_WHAT YOU ARE ASKED TO DO_: Select the lines below containing the word "ocean".

:: ROWS

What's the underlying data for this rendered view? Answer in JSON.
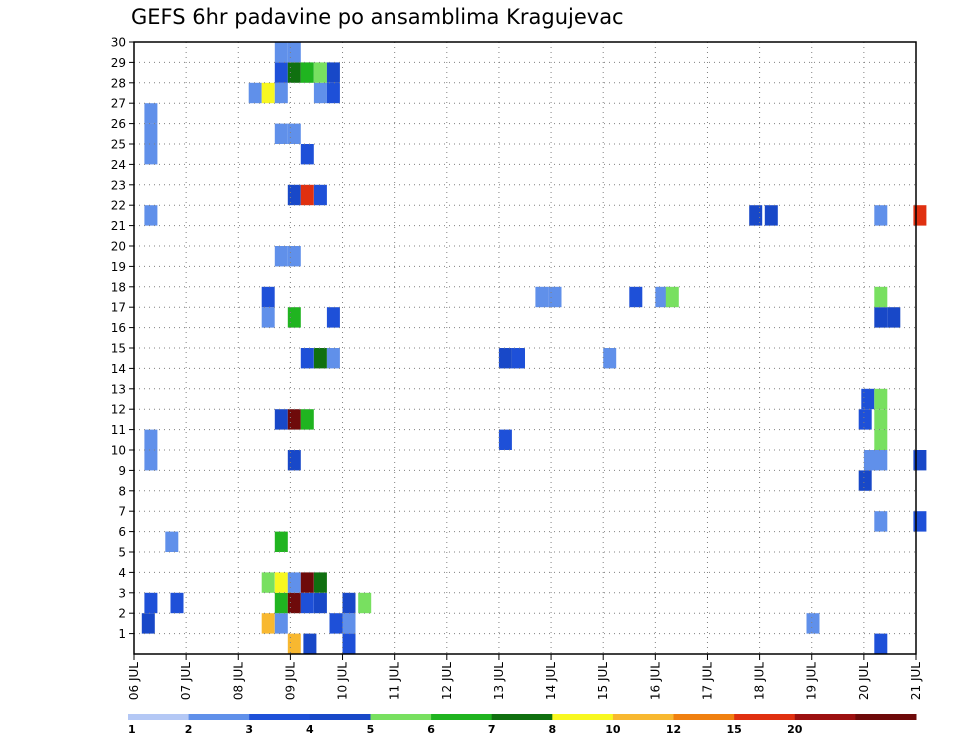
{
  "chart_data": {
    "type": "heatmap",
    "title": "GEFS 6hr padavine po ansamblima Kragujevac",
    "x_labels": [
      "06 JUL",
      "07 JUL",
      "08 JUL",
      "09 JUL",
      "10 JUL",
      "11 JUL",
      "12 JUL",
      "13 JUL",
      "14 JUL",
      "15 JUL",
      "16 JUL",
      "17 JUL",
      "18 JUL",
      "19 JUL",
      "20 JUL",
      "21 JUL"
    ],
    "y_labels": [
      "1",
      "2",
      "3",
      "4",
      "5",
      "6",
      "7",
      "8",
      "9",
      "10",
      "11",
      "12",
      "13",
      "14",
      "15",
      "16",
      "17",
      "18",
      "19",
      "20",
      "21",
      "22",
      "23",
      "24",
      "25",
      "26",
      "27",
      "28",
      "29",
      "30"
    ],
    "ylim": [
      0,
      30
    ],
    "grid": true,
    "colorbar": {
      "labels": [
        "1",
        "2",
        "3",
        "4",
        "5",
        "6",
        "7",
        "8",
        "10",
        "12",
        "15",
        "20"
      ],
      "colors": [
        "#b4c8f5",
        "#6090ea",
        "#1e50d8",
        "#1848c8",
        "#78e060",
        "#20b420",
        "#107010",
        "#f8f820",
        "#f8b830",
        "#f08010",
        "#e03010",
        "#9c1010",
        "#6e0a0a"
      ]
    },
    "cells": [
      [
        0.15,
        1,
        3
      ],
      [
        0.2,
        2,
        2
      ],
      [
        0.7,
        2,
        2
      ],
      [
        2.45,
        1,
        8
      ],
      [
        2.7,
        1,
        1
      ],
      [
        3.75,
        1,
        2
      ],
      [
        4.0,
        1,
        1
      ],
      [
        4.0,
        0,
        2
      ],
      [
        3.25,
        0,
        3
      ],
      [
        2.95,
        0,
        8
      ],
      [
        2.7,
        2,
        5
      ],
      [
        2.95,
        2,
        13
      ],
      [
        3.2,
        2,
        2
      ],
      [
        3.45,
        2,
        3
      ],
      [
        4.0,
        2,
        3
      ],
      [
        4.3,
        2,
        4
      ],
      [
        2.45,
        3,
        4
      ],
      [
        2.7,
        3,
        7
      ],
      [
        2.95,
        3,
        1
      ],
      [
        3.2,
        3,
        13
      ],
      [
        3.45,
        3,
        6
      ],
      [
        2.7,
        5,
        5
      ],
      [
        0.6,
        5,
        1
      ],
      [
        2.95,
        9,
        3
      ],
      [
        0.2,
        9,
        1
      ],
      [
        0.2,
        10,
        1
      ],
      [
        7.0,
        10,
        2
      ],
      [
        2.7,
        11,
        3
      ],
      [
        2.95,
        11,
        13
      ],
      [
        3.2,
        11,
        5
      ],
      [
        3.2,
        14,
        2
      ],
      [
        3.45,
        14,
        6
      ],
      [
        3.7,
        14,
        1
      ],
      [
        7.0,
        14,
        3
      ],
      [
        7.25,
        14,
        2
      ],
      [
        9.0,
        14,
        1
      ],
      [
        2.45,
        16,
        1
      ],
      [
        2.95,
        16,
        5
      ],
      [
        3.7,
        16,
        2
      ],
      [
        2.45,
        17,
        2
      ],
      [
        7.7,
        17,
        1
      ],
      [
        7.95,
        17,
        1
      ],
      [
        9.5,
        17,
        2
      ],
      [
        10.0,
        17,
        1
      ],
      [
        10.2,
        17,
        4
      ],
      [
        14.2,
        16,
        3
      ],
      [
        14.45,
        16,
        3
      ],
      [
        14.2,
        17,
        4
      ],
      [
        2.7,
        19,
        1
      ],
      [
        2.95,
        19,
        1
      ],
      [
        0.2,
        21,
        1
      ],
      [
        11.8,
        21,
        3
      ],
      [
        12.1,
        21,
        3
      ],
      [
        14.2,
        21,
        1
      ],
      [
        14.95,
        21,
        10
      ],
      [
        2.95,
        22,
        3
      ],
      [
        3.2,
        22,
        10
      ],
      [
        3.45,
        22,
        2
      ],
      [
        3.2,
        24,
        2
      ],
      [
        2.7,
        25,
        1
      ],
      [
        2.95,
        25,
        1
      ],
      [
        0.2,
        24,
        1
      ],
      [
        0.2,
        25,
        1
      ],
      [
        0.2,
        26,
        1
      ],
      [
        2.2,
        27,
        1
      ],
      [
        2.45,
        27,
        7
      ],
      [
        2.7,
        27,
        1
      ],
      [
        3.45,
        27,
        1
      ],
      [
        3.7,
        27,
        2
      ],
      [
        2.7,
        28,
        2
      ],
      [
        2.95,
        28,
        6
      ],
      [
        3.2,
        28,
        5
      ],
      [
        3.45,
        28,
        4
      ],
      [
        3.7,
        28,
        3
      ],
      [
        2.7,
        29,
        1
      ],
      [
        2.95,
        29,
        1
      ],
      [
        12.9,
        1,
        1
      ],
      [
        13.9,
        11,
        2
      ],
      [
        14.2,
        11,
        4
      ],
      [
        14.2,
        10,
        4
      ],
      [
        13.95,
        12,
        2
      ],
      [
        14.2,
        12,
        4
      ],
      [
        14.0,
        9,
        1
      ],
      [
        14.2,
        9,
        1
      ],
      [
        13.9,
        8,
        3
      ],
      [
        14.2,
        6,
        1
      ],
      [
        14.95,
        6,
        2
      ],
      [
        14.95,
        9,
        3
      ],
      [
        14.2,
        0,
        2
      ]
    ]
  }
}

::::
:: ROWS

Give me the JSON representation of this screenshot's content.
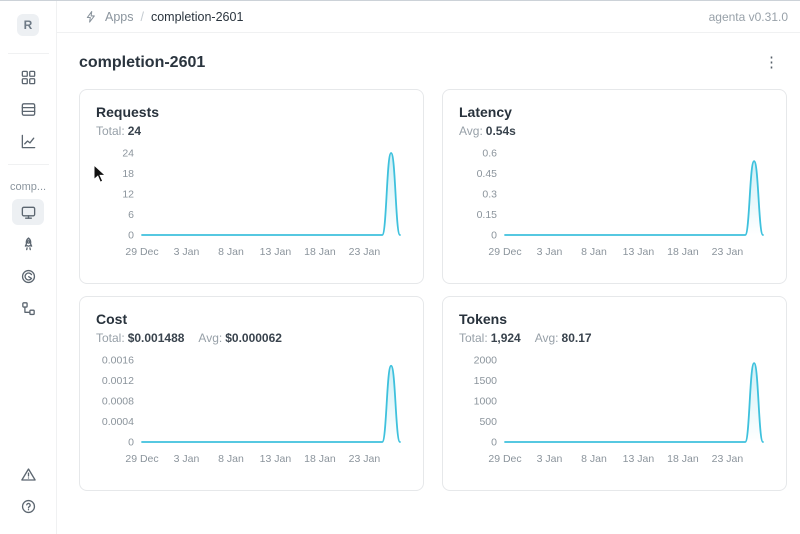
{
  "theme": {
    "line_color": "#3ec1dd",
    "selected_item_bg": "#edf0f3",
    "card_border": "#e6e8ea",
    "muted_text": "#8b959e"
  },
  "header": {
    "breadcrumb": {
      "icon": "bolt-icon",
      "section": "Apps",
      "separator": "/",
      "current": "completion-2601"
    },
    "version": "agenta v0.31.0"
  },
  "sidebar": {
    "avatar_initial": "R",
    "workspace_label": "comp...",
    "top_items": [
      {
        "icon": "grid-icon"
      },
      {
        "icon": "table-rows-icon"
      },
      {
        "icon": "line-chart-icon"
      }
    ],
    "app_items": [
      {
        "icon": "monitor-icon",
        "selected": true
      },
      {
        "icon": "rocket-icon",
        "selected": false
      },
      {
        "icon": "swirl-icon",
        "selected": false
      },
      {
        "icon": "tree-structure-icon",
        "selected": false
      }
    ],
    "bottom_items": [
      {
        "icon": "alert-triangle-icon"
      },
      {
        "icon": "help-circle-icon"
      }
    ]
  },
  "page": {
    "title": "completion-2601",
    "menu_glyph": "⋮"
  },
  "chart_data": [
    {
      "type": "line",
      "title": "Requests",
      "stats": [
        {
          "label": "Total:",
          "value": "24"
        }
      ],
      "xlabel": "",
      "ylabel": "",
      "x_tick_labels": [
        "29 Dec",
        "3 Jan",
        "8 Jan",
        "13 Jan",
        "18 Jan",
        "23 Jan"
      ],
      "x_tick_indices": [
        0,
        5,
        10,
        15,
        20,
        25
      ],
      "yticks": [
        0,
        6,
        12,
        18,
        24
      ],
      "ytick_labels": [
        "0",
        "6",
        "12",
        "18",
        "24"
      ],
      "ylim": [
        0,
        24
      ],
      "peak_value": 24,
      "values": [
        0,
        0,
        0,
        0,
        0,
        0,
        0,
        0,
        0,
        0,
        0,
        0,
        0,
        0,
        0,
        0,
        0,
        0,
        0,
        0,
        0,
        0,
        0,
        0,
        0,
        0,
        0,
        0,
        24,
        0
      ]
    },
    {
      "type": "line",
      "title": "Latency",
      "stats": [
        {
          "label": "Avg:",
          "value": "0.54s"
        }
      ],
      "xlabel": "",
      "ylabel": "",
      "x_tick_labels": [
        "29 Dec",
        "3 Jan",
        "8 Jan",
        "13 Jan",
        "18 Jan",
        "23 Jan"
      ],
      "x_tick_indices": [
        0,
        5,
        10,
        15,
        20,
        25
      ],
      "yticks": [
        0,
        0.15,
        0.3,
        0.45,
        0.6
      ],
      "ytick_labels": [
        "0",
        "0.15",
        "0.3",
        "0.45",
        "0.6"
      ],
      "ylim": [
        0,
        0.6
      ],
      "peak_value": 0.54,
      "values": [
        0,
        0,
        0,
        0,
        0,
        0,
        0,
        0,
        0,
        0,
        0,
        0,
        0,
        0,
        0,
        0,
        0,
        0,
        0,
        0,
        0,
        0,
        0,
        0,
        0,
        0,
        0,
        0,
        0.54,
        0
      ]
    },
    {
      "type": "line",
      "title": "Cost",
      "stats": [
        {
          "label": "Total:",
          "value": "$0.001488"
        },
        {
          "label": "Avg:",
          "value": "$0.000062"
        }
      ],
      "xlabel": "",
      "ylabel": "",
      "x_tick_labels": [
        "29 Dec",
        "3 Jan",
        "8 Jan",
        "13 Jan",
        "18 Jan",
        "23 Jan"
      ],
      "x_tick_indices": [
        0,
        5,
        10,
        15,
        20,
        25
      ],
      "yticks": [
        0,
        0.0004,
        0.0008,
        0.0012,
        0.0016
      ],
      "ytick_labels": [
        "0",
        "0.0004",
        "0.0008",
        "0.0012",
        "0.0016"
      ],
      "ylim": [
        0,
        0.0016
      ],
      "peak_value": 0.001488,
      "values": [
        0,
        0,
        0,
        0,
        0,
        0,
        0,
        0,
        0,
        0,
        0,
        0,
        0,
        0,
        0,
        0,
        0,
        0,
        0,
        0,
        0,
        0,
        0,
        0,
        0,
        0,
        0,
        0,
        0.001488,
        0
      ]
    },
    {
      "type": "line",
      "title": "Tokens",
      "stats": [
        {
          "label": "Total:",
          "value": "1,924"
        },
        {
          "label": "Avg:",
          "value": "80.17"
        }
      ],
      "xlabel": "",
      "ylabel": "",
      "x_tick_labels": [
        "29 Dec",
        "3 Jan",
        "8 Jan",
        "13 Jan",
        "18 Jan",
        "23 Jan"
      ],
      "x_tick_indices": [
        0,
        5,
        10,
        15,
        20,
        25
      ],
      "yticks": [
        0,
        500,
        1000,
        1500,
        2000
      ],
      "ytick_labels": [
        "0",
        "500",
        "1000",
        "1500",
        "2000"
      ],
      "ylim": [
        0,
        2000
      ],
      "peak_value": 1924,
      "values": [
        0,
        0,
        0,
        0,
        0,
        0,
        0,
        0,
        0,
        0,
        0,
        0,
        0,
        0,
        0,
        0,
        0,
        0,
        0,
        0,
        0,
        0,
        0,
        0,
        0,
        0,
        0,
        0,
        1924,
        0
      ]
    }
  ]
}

::::
:: ROWS

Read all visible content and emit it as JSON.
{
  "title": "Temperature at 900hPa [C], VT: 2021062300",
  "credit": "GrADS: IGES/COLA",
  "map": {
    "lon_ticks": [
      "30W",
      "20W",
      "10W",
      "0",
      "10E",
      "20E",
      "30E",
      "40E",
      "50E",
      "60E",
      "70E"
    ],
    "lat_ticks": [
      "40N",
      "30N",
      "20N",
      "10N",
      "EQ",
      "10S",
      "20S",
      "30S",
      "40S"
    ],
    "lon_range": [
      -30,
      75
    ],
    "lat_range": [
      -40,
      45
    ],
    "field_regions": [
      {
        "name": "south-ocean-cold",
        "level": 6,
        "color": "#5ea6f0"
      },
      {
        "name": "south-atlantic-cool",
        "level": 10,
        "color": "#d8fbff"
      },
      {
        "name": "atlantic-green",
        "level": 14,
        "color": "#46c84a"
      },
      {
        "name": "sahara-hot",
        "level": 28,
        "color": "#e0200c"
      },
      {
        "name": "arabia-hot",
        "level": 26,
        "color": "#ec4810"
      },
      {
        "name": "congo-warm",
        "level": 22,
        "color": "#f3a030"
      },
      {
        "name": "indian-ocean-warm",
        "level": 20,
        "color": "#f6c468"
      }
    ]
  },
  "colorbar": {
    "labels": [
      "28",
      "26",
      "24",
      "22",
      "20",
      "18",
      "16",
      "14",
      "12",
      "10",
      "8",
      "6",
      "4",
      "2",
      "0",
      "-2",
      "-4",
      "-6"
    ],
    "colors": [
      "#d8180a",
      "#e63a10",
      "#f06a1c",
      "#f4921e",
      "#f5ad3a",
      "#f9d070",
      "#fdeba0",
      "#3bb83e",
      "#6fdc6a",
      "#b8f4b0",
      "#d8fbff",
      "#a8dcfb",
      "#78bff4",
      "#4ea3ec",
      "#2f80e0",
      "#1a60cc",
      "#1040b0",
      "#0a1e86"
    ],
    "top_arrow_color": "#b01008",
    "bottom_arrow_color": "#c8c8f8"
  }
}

::::

_EXERCISE RESPONSE_:
        "name": "south-ocean-cold",
        "name": "indian-ocean-warm",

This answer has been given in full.